### Request
Can you restate the records below word for word?

____

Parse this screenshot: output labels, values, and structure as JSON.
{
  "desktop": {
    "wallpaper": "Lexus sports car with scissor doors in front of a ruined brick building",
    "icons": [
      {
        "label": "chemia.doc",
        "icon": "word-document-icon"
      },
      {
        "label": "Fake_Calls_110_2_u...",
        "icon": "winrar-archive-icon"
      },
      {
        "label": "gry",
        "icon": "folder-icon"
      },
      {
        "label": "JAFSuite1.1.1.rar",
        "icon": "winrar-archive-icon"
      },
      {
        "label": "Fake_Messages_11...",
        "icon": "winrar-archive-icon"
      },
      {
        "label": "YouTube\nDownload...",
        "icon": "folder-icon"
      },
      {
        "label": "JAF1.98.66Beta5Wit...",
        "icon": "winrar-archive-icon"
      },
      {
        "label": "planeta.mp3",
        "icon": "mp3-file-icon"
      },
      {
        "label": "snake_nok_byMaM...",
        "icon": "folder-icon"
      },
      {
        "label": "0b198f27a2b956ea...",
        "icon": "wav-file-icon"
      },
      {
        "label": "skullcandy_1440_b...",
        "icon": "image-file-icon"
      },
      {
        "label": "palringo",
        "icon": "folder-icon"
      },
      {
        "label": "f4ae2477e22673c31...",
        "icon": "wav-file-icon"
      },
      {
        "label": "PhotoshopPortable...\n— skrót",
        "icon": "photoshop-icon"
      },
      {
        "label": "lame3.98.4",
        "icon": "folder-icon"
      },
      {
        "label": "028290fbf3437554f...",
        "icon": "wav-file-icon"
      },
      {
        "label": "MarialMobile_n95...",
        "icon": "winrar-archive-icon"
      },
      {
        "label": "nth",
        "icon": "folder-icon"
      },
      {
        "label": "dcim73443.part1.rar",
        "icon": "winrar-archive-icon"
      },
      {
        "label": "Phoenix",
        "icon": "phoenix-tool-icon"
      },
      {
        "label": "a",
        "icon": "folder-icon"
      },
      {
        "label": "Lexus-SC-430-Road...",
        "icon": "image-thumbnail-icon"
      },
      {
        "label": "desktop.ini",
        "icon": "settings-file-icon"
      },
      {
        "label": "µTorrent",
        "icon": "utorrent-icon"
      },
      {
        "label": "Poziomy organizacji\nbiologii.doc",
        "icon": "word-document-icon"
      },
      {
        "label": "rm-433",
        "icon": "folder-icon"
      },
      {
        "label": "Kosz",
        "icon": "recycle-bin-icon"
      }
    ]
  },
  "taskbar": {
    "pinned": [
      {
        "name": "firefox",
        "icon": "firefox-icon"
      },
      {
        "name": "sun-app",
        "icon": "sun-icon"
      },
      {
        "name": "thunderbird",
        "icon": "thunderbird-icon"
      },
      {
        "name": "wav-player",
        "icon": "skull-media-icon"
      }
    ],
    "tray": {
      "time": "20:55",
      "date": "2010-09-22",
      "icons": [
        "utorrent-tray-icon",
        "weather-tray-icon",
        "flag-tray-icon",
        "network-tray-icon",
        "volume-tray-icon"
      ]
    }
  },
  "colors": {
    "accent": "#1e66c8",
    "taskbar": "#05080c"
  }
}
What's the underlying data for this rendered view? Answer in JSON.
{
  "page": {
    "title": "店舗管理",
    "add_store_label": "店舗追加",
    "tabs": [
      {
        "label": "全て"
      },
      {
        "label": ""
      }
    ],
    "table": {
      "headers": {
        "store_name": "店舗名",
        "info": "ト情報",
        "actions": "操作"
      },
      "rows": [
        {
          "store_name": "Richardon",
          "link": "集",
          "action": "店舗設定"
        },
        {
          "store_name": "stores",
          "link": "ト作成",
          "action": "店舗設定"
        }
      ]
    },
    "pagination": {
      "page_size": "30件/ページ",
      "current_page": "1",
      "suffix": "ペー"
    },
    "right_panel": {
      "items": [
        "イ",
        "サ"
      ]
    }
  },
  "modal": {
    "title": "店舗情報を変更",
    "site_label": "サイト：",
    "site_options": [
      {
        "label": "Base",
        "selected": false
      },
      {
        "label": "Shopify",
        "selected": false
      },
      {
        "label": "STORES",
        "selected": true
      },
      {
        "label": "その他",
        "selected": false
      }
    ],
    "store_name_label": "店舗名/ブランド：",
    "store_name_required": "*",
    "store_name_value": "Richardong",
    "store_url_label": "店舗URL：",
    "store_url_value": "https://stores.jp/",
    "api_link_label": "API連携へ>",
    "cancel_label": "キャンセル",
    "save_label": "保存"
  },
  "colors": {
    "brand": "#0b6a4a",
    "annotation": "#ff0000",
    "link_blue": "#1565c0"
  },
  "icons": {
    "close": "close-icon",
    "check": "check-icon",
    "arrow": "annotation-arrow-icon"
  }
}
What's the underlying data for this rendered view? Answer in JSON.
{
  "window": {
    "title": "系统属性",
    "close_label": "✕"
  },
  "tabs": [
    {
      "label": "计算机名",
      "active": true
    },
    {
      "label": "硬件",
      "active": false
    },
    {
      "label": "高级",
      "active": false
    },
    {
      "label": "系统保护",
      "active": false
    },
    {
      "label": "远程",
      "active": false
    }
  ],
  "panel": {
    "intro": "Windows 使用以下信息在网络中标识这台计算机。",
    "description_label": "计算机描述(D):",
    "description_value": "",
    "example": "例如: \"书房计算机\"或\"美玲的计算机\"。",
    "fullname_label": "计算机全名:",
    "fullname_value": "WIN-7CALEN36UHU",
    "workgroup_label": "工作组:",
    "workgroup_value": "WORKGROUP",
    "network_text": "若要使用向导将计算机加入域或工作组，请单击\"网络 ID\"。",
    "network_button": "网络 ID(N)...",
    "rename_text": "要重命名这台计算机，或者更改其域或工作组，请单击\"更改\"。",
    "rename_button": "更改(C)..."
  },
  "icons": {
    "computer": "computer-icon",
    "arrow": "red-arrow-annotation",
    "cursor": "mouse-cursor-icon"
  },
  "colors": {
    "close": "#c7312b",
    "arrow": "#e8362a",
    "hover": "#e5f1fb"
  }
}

____

### Output of the exercise
Parse this screenshot: output labels, values, and structure as JSON.
{
  "desktop": {
    "wallpaper": "Lexus sports car with scissor doors in front of a ruined brick building",
    "icons": [
      {
        "label": "chemia.doc",
        "icon": "word-document-icon"
      },
      {
        "label": "Fake_Calls_110_2_u...",
        "icon": "winrar-archive-icon"
      },
      {
        "label": "gry",
        "icon": "folder-icon"
      },
      {
        "label": "JAFSuite1.1.1.rar",
        "icon": "winrar-archive-icon"
      },
      {
        "label": "Fake_Messages_11...",
        "icon": "winrar-archive-icon"
      },
      {
        "label": "YouTube\nDownload...",
        "icon": "folder-icon"
      },
      {
        "label": "JAF1.98.66Beta5Wit...",
        "icon": "winrar-archive-icon"
      },
      {
        "label": "planeta.mp3",
        "icon": "mp3-file-icon"
      },
      {
        "label": "snake_nok_byMaM...",
        "icon": "folder-icon"
      },
      {
        "label": "0b198f27a2b956ea...",
        "icon": "wav-file-icon"
      },
      {
        "label": "skullcandy_1440_b...",
        "icon": "image-file-icon"
      },
      {
        "label": "palringo",
        "icon": "folder-icon"
      },
      {
        "label": "f4ae2477e22673c31...",
        "icon": "wav-file-icon"
      },
      {
        "label": "PhotoshopPortable...\n— skrót",
        "icon": "photoshop-icon"
      },
      {
        "label": "lame3.98.4",
        "icon": "folder-icon"
      },
      {
        "label": "028290fbf3437554f...",
        "icon": "wav-file-icon"
      },
      {
        "label": "MarialMobile_n95...",
        "icon": "winrar-archive-icon"
      },
      {
        "label": "nth",
        "icon": "folder-icon"
      },
      {
        "label": "dcim73443.part1.rar",
        "icon": "winrar-archive-icon"
      },
      {
        "label": "Phoenix",
        "icon": "phoenix-tool-icon"
      },
      {
        "label": "a",
        "icon": "folder-icon"
      },
      {
        "label": "Lexus-SC-430-Road...",
        "icon": "image-thumbnail-icon"
      },
      {
        "label": "desktop.ini",
        "icon": "settings-file-icon"
      },
      {
        "label": "µTorrent",
        "icon": "utorrent-icon"
      },
      {
        "label": "Poziomy organizacji\nbiologii.doc",
        "icon": "word-document-icon"
      },
      {
        "label": "rm-433",
        "icon": "folder-icon"
      },
      {
        "label": "Kosz",
        "icon": "recycle-bin-icon"
      }
    ]
  },
  "taskbar": {
    "pinned": [
      {
        "name": "firefox",
        "icon": "firefox-icon"
      },
      {
        "name": "sun-app",
        "icon": "sun-icon"
      },
      {
        "name": "thunderbird",
        "icon": "thunderbird-icon"
      },
      {
        "name": "wav-player",
        "icon": "skull-media-icon"
      }
    ],
    "tray": {
      "time": "20:55",
      "date": "2010-09-22",
      "icons": [
        "utorrent-tray-icon",
        "weather-tray-icon",
        "flag-tray-icon",
        "network-tray-icon",
        "volume-tray-icon"
      ]
    }
  },
  "colors": {
    "accent": "#1e66c8",
    "taskbar": "#05080c"
  }
}
What's the underlying data for this rendered view? Answer in JSON.
{
  "page": {
    "title": "店舗管理",
    "add_store_label": "店舗追加",
    "tabs": [
      {
        "label": "全て"
      },
      {
        "label": ""
      }
    ],
    "table": {
      "headers": {
        "store_name": "店舗名",
        "info": "ト情報",
        "actions": "操作"
      },
      "rows": [
        {
          "store_name": "Richardon",
          "link": "集",
          "action": "店舗設定"
        },
        {
          "store_name": "stores",
          "link": "ト作成",
          "action": "店舗設定"
        }
      ]
    },
    "pagination": {
      "page_size": "30件/ページ",
      "current_page": "1",
      "suffix": "ペー"
    },
    "right_panel": {
      "items": [
        "イ",
        "サ"
      ]
    }
  },
  "modal": {
    "title": "店舗情報を変更",
    "site_label": "サイト：",
    "site_options": [
      {
        "label": "Base",
        "selected": false
      },
      {
        "label": "Shopify",
        "selected": false
      },
      {
        "label": "STORES",
        "selected": true
      },
      {
        "label": "その他",
        "selected": false
      }
    ],
    "store_name_label": "店舗名/ブランド：",
    "store_name_required": "*",
    "store_name_value": "Richardong",
    "store_url_label": "店舗URL：",
    "store_url_value": "https://stores.jp/",
    "api_link_label": "API連携へ>",
    "cancel_label": "キャンセル",
    "save_label": "保存"
  },
  "colors": {
    "brand": "#0b6a4a",
    "annotation": "#ff0000",
    "link_blue": "#1565c0"
  },
  "icons": {
    "close": "close-icon",
    "check": "check-icon",
    "arrow": "annotation-arrow-icon"
  }
}
What's the underlying data for this rendered view? Answer in JSON.
{
  "window": {
    "title": "系统属性",
    "close_label": "✕"
  },
  "tabs": [
    {
      "label": "计算机名",
      "active": true
    },
    {
      "label": "硬件",
      "active": false
    },
    {
      "label": "高级",
      "active": false
    },
    {
      "label": "系统保护",
      "active": false
    },
    {
      "label": "远程",
      "active": false
    }
  ],
  "panel": {
    "intro": "Windows 使用以下信息在网络中标识这台计算机。",
    "description_label": "计算机描述(D):",
    "description_value": "",
    "example": "例如: \"书房计算机\"或\"美玲的计算机\"。",
    "fullname_label": "计算机全名:",
    "fullname_value": "WIN-7CALEN36UHU",
    "workgroup_label": "工作组:",
    "workgroup_value": "WORKGROUP",
    "network_text": "若要使用向导将计算机加入域或工作组，请单击\"网络 ID\"。",
    "network_button": "网络 ID(N)...",
    "rename_text": "要重命名这台计算机，或者更改其域或工作组，请单击\"更改\"。",
    "rename_button": "更改(C)..."
  },
  "icons": {
    "computer": "computer-icon",
    "arrow": "red-arrow-annotation",
    "cursor": "mouse-cursor-icon"
  },
  "colors": {
    "close": "#c7312b",
    "arrow": "#e8362a",
    "hover": "#e5f1fb"
  }
}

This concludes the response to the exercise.